● Goal of the exercise:
Edit the entries below by replacing every occurrence of "interactable" with "clickable" and keeping every other character the same.

Item position entries:
* start *
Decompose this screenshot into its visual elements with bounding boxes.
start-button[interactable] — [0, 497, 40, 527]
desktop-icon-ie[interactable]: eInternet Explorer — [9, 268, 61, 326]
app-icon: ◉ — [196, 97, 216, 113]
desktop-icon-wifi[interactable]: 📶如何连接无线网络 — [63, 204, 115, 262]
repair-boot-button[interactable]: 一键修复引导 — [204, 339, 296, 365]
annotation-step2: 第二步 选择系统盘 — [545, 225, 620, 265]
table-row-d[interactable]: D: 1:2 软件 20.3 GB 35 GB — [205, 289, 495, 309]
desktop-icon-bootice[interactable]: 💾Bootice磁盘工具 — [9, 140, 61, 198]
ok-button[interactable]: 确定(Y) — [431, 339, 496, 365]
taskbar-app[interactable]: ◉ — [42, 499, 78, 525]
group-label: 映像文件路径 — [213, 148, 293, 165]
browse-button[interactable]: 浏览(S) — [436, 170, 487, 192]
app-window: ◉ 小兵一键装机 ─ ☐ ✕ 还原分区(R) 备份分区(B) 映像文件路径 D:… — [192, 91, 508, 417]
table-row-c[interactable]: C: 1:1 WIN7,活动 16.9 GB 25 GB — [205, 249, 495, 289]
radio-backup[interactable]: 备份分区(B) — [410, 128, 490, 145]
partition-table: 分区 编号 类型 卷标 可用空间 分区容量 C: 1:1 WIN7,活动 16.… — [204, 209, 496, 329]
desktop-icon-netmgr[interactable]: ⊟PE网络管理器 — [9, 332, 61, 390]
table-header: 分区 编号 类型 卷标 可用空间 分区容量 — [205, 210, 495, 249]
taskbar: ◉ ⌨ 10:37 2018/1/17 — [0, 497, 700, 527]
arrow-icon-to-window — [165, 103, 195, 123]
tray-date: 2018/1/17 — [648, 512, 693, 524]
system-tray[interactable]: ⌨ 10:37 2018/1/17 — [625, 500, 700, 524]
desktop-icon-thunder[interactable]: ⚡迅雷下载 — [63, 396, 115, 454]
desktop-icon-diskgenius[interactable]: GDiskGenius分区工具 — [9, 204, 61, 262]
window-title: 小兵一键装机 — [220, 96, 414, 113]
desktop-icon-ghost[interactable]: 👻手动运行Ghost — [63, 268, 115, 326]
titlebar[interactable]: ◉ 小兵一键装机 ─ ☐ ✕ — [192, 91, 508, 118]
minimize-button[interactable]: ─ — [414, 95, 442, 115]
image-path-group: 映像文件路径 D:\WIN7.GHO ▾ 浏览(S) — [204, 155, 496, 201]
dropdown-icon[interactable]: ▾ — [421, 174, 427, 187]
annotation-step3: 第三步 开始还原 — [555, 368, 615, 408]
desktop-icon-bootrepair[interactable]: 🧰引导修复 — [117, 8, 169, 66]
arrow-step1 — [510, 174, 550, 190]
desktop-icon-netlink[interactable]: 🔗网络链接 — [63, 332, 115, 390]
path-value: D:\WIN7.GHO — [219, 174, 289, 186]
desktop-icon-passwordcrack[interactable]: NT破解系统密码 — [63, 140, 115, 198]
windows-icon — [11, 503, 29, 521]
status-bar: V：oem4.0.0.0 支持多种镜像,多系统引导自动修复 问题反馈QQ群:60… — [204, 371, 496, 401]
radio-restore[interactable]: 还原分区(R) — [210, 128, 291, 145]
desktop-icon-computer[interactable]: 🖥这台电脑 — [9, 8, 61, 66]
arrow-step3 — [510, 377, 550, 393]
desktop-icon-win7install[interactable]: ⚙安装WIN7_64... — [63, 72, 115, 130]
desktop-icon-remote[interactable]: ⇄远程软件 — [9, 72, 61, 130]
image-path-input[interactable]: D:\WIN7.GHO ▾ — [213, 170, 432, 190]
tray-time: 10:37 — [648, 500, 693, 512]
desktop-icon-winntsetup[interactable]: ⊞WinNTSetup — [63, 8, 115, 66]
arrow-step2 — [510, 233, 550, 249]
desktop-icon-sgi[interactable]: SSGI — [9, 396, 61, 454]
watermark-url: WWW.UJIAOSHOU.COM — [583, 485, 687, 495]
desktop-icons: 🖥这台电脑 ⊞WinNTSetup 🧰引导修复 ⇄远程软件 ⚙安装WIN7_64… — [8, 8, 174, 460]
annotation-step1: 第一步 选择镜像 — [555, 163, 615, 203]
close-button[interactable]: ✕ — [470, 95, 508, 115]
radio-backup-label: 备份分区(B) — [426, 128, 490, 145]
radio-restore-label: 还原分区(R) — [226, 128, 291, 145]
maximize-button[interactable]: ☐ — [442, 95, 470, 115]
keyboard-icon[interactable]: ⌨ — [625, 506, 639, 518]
* end *
● Output for this task:
Decompose this screenshot into its visual elements with bounding boxes.
start-button[clickable] — [0, 497, 40, 527]
desktop-icon-ie[clickable]: eInternet Explorer — [9, 268, 61, 326]
app-icon: ◉ — [196, 97, 216, 113]
desktop-icon-wifi[clickable]: 📶如何连接无线网络 — [63, 204, 115, 262]
repair-boot-button[clickable]: 一键修复引导 — [204, 339, 296, 365]
annotation-step2: 第二步 选择系统盘 — [545, 225, 620, 265]
table-row-d[clickable]: D: 1:2 软件 20.3 GB 35 GB — [205, 289, 495, 309]
desktop-icon-bootice[clickable]: 💾Bootice磁盘工具 — [9, 140, 61, 198]
ok-button[clickable]: 确定(Y) — [431, 339, 496, 365]
taskbar-app[clickable]: ◉ — [42, 499, 78, 525]
group-label: 映像文件路径 — [213, 148, 293, 165]
browse-button[clickable]: 浏览(S) — [436, 170, 487, 192]
app-window: ◉ 小兵一键装机 ─ ☐ ✕ 还原分区(R) 备份分区(B) 映像文件路径 D:… — [192, 91, 508, 417]
table-row-c[clickable]: C: 1:1 WIN7,活动 16.9 GB 25 GB — [205, 249, 495, 289]
radio-backup[clickable]: 备份分区(B) — [410, 128, 490, 145]
partition-table: 分区 编号 类型 卷标 可用空间 分区容量 C: 1:1 WIN7,活动 16.… — [204, 209, 496, 329]
desktop-icon-netmgr[clickable]: ⊟PE网络管理器 — [9, 332, 61, 390]
table-header: 分区 编号 类型 卷标 可用空间 分区容量 — [205, 210, 495, 249]
taskbar: ◉ ⌨ 10:37 2018/1/17 — [0, 497, 700, 527]
arrow-icon-to-window — [165, 103, 195, 123]
tray-date: 2018/1/17 — [648, 512, 693, 524]
system-tray[clickable]: ⌨ 10:37 2018/1/17 — [625, 500, 700, 524]
desktop-icon-thunder[clickable]: ⚡迅雷下载 — [63, 396, 115, 454]
desktop-icon-diskgenius[clickable]: GDiskGenius分区工具 — [9, 204, 61, 262]
window-title: 小兵一键装机 — [220, 96, 414, 113]
desktop-icon-ghost[clickable]: 👻手动运行Ghost — [63, 268, 115, 326]
titlebar[clickable]: ◉ 小兵一键装机 ─ ☐ ✕ — [192, 91, 508, 118]
minimize-button[clickable]: ─ — [414, 95, 442, 115]
image-path-group: 映像文件路径 D:\WIN7.GHO ▾ 浏览(S) — [204, 155, 496, 201]
dropdown-icon[clickable]: ▾ — [421, 174, 427, 187]
annotation-step3: 第三步 开始还原 — [555, 368, 615, 408]
desktop-icon-bootrepair[clickable]: 🧰引导修复 — [117, 8, 169, 66]
arrow-step1 — [510, 174, 550, 190]
desktop-icon-netlink[clickable]: 🔗网络链接 — [63, 332, 115, 390]
path-value: D:\WIN7.GHO — [219, 174, 289, 186]
desktop-icon-passwordcrack[clickable]: NT破解系统密码 — [63, 140, 115, 198]
windows-icon — [11, 503, 29, 521]
status-bar: V：oem4.0.0.0 支持多种镜像,多系统引导自动修复 问题反馈QQ群:60… — [204, 371, 496, 401]
radio-restore[clickable]: 还原分区(R) — [210, 128, 291, 145]
desktop-icon-computer[clickable]: 🖥这台电脑 — [9, 8, 61, 66]
arrow-step3 — [510, 377, 550, 393]
desktop-icon-win7install[clickable]: ⚙安装WIN7_64... — [63, 72, 115, 130]
desktop-icon-remote[clickable]: ⇄远程软件 — [9, 72, 61, 130]
image-path-input[clickable]: D:\WIN7.GHO ▾ — [213, 170, 432, 190]
tray-time: 10:37 — [648, 500, 693, 512]
desktop-icon-winntsetup[clickable]: ⊞WinNTSetup — [63, 8, 115, 66]
arrow-step2 — [510, 233, 550, 249]
desktop-icon-sgi[clickable]: SSGI — [9, 396, 61, 454]
watermark-url: WWW.UJIAOSHOU.COM — [583, 485, 687, 495]
desktop-icons: 🖥这台电脑 ⊞WinNTSetup 🧰引导修复 ⇄远程软件 ⚙安装WIN7_64… — [8, 8, 174, 460]
annotation-step1: 第一步 选择镜像 — [555, 163, 615, 203]
close-button[clickable]: ✕ — [470, 95, 508, 115]
radio-backup-label: 备份分区(B) — [426, 128, 490, 145]
radio-restore-label: 还原分区(R) — [226, 128, 291, 145]
maximize-button[clickable]: ☐ — [442, 95, 470, 115]
keyboard-icon[clickable]: ⌨ — [625, 506, 639, 518]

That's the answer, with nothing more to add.